## Provided entries
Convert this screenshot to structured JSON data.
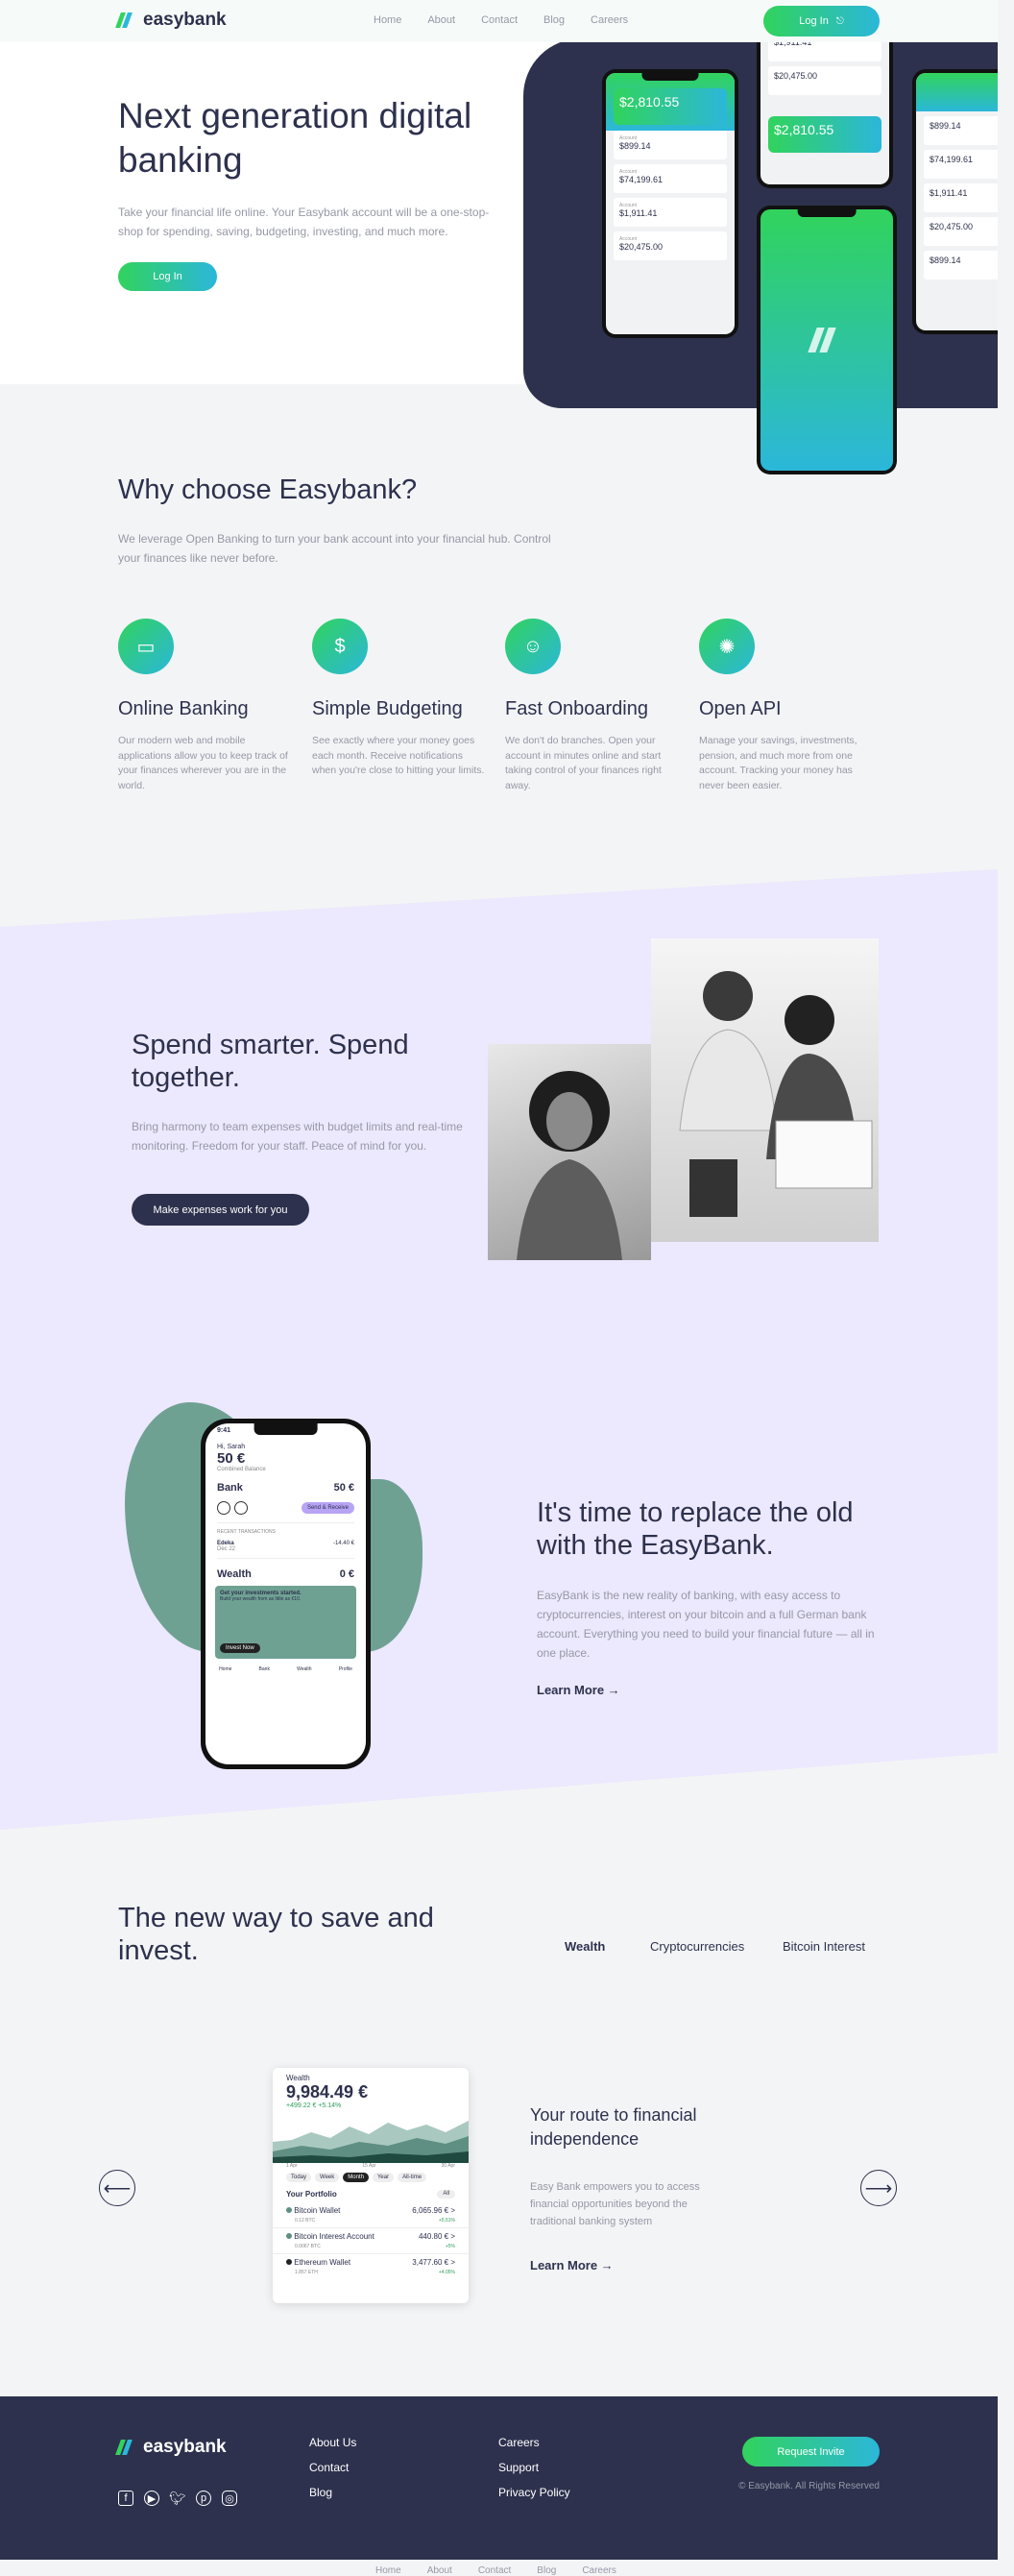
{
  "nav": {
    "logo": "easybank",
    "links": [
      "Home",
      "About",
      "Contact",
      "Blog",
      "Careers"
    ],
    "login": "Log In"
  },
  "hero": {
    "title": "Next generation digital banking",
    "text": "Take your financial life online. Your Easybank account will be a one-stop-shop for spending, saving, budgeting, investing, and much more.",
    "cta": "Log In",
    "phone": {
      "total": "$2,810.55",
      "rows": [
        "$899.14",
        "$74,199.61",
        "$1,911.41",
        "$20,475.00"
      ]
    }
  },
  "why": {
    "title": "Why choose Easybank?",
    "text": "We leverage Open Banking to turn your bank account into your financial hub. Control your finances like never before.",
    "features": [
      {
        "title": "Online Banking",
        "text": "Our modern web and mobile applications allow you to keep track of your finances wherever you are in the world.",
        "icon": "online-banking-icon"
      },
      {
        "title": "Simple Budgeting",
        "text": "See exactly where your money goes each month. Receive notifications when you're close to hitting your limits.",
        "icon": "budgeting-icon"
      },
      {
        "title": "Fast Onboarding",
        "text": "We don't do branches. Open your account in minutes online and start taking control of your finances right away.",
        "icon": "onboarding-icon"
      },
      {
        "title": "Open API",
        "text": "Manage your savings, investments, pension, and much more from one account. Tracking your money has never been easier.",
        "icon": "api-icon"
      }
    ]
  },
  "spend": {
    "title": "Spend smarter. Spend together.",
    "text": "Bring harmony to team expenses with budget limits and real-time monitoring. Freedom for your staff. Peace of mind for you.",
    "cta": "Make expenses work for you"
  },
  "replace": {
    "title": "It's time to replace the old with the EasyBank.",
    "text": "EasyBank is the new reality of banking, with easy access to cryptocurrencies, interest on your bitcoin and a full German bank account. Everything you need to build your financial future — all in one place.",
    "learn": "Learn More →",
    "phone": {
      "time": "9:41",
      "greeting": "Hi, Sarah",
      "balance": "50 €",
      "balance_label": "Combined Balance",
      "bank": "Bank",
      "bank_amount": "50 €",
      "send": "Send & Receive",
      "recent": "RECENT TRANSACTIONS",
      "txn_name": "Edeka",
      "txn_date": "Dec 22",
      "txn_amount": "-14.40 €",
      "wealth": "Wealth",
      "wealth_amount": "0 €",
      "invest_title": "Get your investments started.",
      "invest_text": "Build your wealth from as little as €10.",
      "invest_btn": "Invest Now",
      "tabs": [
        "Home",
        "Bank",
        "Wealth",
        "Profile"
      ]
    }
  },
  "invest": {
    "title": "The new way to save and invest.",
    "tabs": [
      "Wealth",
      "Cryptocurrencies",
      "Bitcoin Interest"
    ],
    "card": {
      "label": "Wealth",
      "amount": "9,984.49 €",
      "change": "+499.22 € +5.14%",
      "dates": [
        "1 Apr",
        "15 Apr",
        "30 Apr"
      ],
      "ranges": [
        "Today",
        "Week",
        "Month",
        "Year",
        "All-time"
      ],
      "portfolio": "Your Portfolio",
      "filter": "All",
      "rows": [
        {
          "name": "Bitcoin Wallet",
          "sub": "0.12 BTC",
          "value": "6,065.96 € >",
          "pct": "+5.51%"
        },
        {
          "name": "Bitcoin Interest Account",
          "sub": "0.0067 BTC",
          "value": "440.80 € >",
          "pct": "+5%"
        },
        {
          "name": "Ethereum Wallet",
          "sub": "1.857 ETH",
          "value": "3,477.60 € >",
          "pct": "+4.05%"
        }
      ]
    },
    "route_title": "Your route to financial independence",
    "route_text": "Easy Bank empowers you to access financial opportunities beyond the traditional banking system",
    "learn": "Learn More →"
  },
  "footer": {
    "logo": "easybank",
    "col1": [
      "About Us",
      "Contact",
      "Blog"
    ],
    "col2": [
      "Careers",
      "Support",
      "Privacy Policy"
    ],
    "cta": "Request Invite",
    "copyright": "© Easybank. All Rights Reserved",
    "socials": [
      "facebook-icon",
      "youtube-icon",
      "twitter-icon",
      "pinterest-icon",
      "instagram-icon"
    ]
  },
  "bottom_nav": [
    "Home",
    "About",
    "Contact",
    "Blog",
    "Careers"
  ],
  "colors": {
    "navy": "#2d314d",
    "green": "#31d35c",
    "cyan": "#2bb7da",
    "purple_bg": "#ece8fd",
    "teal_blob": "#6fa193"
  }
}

...

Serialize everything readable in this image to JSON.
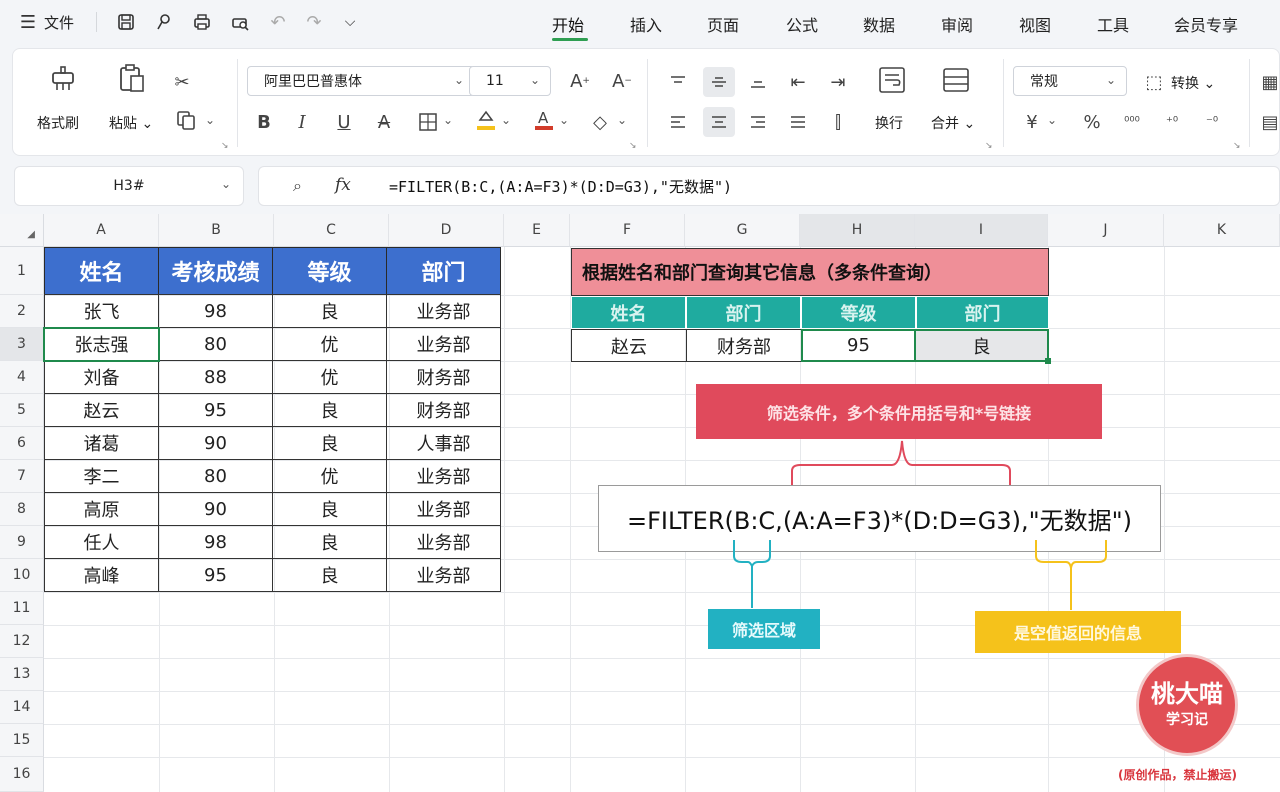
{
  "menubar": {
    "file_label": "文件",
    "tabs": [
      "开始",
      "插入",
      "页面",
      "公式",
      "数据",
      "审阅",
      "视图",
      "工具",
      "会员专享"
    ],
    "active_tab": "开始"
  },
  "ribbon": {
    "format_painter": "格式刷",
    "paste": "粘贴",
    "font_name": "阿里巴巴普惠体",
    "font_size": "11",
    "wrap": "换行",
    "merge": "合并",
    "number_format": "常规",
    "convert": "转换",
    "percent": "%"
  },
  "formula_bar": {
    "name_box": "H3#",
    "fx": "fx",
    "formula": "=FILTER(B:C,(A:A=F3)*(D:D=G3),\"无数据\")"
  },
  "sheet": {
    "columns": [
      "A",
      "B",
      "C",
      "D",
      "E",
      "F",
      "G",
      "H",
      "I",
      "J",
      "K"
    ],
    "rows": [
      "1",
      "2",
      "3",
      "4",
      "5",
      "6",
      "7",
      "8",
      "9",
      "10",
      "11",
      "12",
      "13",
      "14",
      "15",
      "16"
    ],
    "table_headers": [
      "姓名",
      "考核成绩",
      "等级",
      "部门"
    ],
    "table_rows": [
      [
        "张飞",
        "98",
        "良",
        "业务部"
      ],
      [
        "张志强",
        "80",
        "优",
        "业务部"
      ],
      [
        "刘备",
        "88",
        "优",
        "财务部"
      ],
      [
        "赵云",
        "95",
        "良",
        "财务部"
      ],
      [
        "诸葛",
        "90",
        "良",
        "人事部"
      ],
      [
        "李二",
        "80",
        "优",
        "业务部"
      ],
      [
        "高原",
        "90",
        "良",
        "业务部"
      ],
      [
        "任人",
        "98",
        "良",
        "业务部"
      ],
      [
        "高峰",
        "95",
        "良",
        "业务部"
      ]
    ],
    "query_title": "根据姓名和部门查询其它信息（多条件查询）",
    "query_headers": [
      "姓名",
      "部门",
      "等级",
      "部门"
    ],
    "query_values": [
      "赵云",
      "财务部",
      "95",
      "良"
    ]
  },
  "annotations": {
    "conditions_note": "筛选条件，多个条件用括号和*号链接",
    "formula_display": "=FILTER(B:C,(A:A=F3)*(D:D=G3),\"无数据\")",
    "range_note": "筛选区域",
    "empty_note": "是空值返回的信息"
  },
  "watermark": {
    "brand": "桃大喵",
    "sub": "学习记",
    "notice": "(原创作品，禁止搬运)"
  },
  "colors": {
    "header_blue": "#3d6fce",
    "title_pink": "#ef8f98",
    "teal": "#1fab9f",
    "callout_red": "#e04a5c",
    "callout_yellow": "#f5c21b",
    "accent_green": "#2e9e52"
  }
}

## Goal
A line counts if it holds the word "Receive". Work out how many lines in the listing count, and give only that number.

## Solution for this problem
2